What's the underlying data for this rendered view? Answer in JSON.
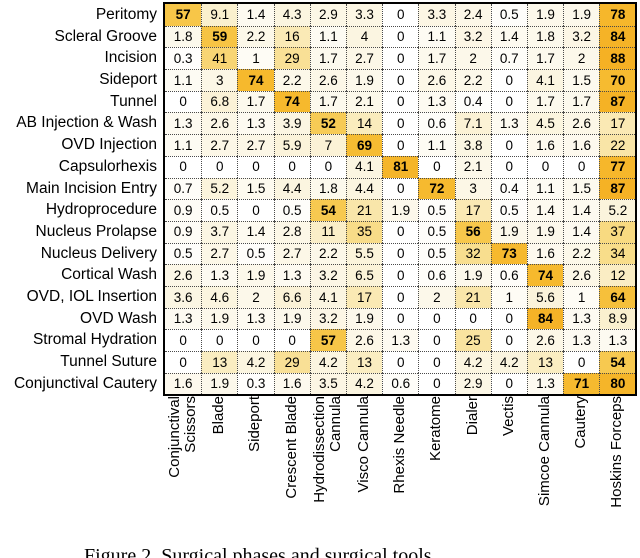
{
  "figure": {
    "caption": "Figure 2. Surgical phases and surgical tools"
  },
  "chart_data": {
    "type": "heatmap",
    "title": "",
    "rows": [
      "Peritomy",
      "Scleral Groove",
      "Incision",
      "Sideport",
      "Tunnel",
      "AB Injection & Wash",
      "OVD Injection",
      "Capsulorhexis",
      "Main Incision Entry",
      "Hydroprocedure",
      "Nucleus Prolapse",
      "Nucleus Delivery",
      "Cortical Wash",
      "OVD, IOL Insertion",
      "OVD Wash",
      "Stromal Hydration",
      "Tunnel Suture",
      "Conjunctival Cautery"
    ],
    "columns": [
      "Conjunctival\nScissors",
      "Blade",
      "Sideport",
      "Crescent Blade",
      "Hydrodissection\nCannula",
      "Visco Cannula",
      "Rhexis Needle",
      "Keratome",
      "Dialer",
      "Vectis",
      "Simcoe Cannula",
      "Cautery",
      "Hoskins Forceps"
    ],
    "values": [
      [
        57,
        9.1,
        1.4,
        4.3,
        2.9,
        3.3,
        0,
        3.3,
        2.4,
        0.5,
        1.9,
        1.9,
        78
      ],
      [
        1.8,
        59,
        2.2,
        16,
        1.1,
        4,
        0,
        1.1,
        3.2,
        1.4,
        1.8,
        3.2,
        84
      ],
      [
        0.3,
        41,
        1,
        29,
        1.7,
        2.7,
        0,
        1.7,
        2,
        0.7,
        1.7,
        2,
        88
      ],
      [
        1.1,
        3,
        74,
        2.2,
        2.6,
        1.9,
        0,
        2.6,
        2.2,
        0,
        4.1,
        1.5,
        70
      ],
      [
        0,
        6.8,
        1.7,
        74,
        1.7,
        2.1,
        0,
        1.3,
        0.4,
        0,
        1.7,
        1.7,
        87
      ],
      [
        1.3,
        2.6,
        1.3,
        3.9,
        52,
        14,
        0,
        0.6,
        7.1,
        1.3,
        4.5,
        2.6,
        17
      ],
      [
        1.1,
        2.7,
        2.7,
        5.9,
        7,
        69,
        0,
        1.1,
        3.8,
        0,
        1.6,
        1.6,
        22
      ],
      [
        0,
        0,
        0,
        0,
        0,
        4.1,
        81,
        0,
        2.1,
        0,
        0,
        0,
        77
      ],
      [
        0.7,
        5.2,
        1.5,
        4.4,
        1.8,
        4.4,
        0,
        72,
        3,
        0.4,
        1.1,
        1.5,
        87
      ],
      [
        0.9,
        0.5,
        0,
        0.5,
        54,
        21,
        1.9,
        0.5,
        17,
        0.5,
        1.4,
        1.4,
        5.2
      ],
      [
        0.9,
        3.7,
        1.4,
        2.8,
        11,
        35,
        0,
        0.5,
        56,
        1.9,
        1.9,
        1.4,
        37
      ],
      [
        0.5,
        2.7,
        0.5,
        2.7,
        2.2,
        5.5,
        0,
        0.5,
        32,
        73,
        1.6,
        2.2,
        34
      ],
      [
        2.6,
        1.3,
        1.9,
        1.3,
        3.2,
        6.5,
        0,
        0.6,
        1.9,
        0.6,
        74,
        2.6,
        12
      ],
      [
        3.6,
        4.6,
        2,
        6.6,
        4.1,
        17,
        0,
        2,
        21,
        1,
        5.6,
        1,
        64
      ],
      [
        1.3,
        1.9,
        1.3,
        1.9,
        3.2,
        1.9,
        0,
        0,
        0,
        0,
        84,
        1.3,
        8.9
      ],
      [
        0,
        0,
        0,
        0,
        57,
        2.6,
        1.3,
        0,
        25,
        0,
        2.6,
        1.3,
        1.3
      ],
      [
        0,
        13,
        4.2,
        29,
        4.2,
        13,
        0,
        0,
        4.2,
        4.2,
        13,
        0,
        54
      ],
      [
        1.6,
        1.9,
        0.3,
        1.6,
        3.5,
        4.2,
        0.6,
        0,
        2.9,
        0,
        1.3,
        71,
        80
      ]
    ],
    "bold_threshold": 50,
    "value_text_color": "#000000",
    "grid_line_color": "#4a4a4a",
    "outer_border_color": "#000000",
    "color_scale": {
      "low": "#FFFFFF",
      "high": "#F5AE1E",
      "stops": [
        [
          0,
          "#FFFFFF"
        ],
        [
          2,
          "#FCF8EA"
        ],
        [
          5,
          "#FBF4DD"
        ],
        [
          10,
          "#FAEFCB"
        ],
        [
          16,
          "#FAEAB6"
        ],
        [
          25,
          "#F9E3A0"
        ],
        [
          35,
          "#F8DC88"
        ],
        [
          45,
          "#F8D167"
        ],
        [
          57,
          "#F7C648"
        ],
        [
          70,
          "#F6BB30"
        ],
        [
          88,
          "#F5B124"
        ],
        [
          100,
          "#F5AE1E"
        ]
      ]
    },
    "legend": "none",
    "layout": "rows = surgical phases (left), columns = surgical tools (bottom, rotated 90deg)"
  }
}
══════════
Select, from the listing, all lines that include the word "Conjunctival".

• Completed task:
      "Conjunctival Cautery"
      "Conjunctival\nScissors",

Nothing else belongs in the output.